## Records for the task:
------------

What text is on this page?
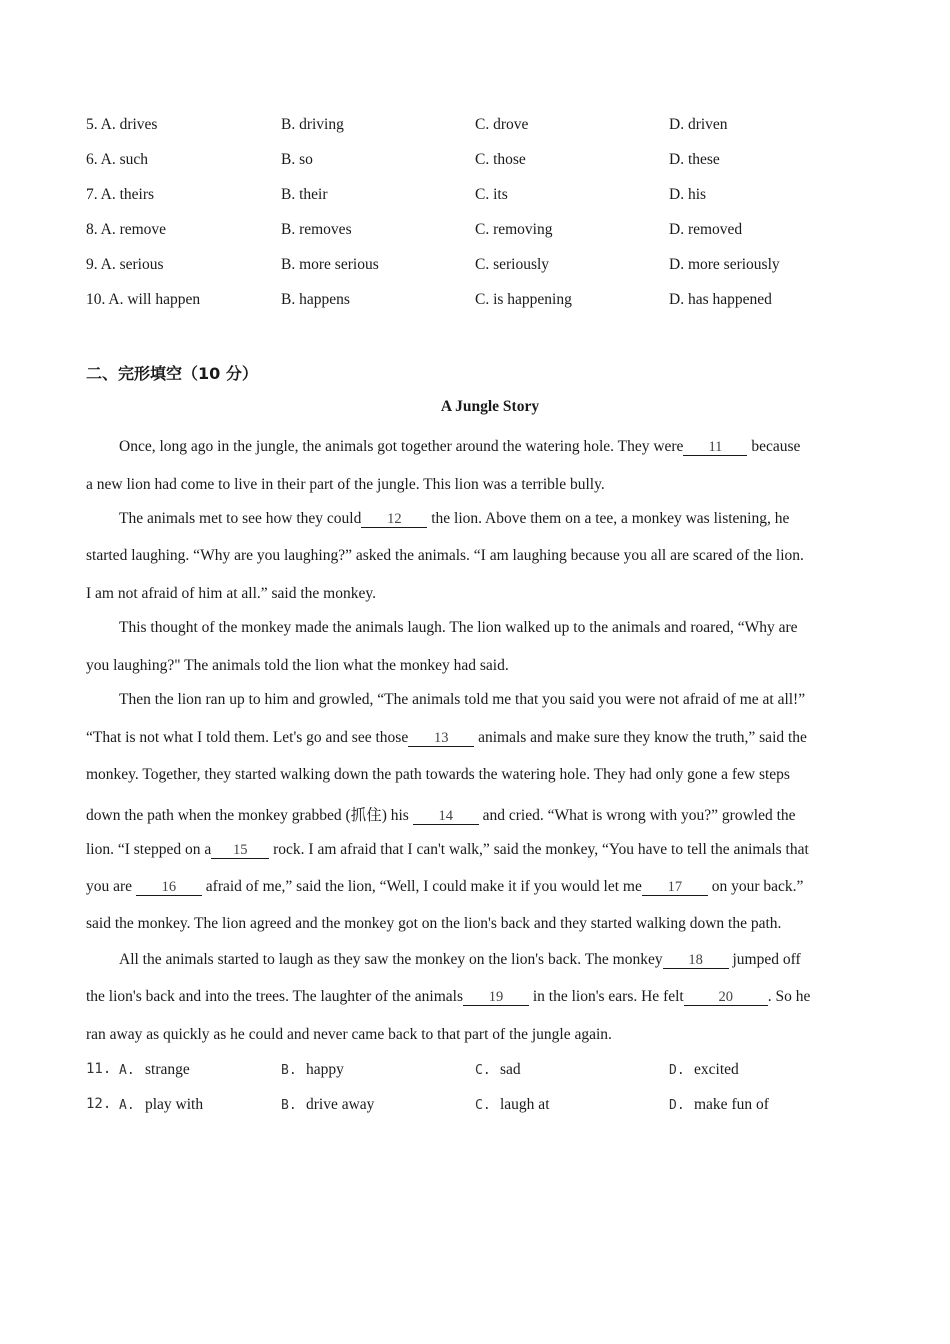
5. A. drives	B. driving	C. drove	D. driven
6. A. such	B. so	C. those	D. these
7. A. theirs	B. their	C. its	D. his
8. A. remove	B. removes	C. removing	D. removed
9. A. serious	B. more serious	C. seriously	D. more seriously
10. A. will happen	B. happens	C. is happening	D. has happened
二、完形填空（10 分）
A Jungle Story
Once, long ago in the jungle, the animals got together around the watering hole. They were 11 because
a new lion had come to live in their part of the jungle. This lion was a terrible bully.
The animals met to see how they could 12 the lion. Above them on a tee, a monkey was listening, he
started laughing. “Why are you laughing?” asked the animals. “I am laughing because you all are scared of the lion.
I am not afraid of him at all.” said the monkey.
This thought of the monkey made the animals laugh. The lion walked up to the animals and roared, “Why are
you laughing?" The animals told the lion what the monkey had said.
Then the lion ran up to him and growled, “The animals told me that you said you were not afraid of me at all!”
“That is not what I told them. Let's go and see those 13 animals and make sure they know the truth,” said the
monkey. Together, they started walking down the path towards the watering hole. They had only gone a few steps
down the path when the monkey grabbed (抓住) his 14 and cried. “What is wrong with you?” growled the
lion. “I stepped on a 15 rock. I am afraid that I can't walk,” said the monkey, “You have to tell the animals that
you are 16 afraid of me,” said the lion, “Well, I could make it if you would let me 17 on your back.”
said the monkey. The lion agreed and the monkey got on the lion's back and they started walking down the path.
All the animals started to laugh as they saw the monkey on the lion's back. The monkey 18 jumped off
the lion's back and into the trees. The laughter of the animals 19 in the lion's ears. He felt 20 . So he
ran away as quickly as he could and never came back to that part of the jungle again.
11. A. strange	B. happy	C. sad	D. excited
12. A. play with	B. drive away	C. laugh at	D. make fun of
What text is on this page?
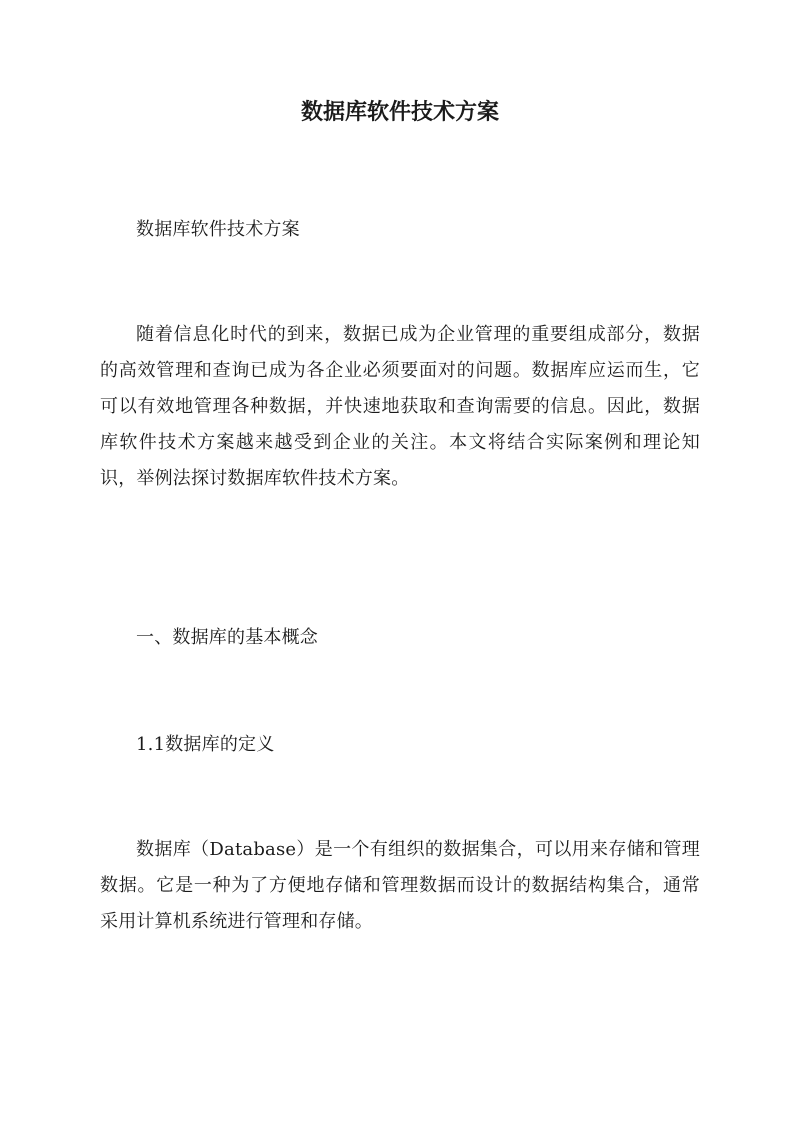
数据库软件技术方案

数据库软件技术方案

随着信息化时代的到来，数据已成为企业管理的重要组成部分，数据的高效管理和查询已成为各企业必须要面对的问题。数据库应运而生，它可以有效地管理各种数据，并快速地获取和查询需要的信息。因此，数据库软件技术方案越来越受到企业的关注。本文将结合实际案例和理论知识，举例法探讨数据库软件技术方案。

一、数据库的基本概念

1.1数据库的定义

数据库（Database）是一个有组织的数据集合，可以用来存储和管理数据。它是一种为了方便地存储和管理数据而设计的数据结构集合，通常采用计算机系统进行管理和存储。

------------

## Goal of the exercise:
Except for the pictures, print the data above exactly.

## Expected answer:
What text is on this page?
5. A. drives	B. driving	C. drove	D. driven
6. A. such	B. so	C. those	D. these
7. A. theirs	B. their	C. its	D. his
8. A. remove	B. removes	C. removing	D. removed
9. A. serious	B. more serious	C. seriously	D. more seriously
10. A. will happen	B. happens	C. is happening	D. has happened
二、完形填空（10 分）
A Jungle Story
Once, long ago in the jungle, the animals got together around the watering hole. They were 11 because
a new lion had come to live in their part of the jungle. This lion was a terrible bully.
The animals met to see how they could 12 the lion. Above them on a tee, a monkey was listening, he
started laughing. “Why are you laughing?” asked the animals. “I am laughing because you all are scared of the lion.
I am not afraid of him at all.” said the monkey.
This thought of the monkey made the animals laugh. The lion walked up to the animals and roared, “Why are
you laughing?" The animals told the lion what the monkey had said.
Then the lion ran up to him and growled, “The animals told me that you said you were not afraid of me at all!”
“That is not what I told them. Let's go and see those 13 animals and make sure they know the truth,” said the
monkey. Together, they started walking down the path towards the watering hole. They had only gone a few steps
down the path when the monkey grabbed (抓住) his 14 and cried. “What is wrong with you?” growled the
lion. “I stepped on a 15 rock. I am afraid that I can't walk,” said the monkey, “You have to tell the animals that
you are 16 afraid of me,” said the lion, “Well, I could make it if you would let me 17 on your back.”
said the monkey. The lion agreed and the monkey got on the lion's back and they started walking down the path.
All the animals started to laugh as they saw the monkey on the lion's back. The monkey 18 jumped off
the lion's back and into the trees. The laughter of the animals 19 in the lion's ears. He felt 20 . So he
ran away as quickly as he could and never came back to that part of the jungle again.
11. A. strange	B. happy	C. sad	D. excited
12. A. play with	B. drive away	C. laugh at	D. make fun of
What text is on this page?
数据库软件技术方案

数据库软件技术方案

随着信息化时代的到来，数据已成为企业管理的重要组成部分，数据的高效管理和查询已成为各企业必须要面对的问题。数据库应运而生，它可以有效地管理各种数据，并快速地获取和查询需要的信息。因此，数据库软件技术方案越来越受到企业的关注。本文将结合实际案例和理论知识，举例法探讨数据库软件技术方案。

一、数据库的基本概念

1.1数据库的定义

数据库（Database）是一个有组织的数据集合，可以用来存储和管理数据。它是一种为了方便地存储和管理数据而设计的数据结构集合，通常采用计算机系统进行管理和存储。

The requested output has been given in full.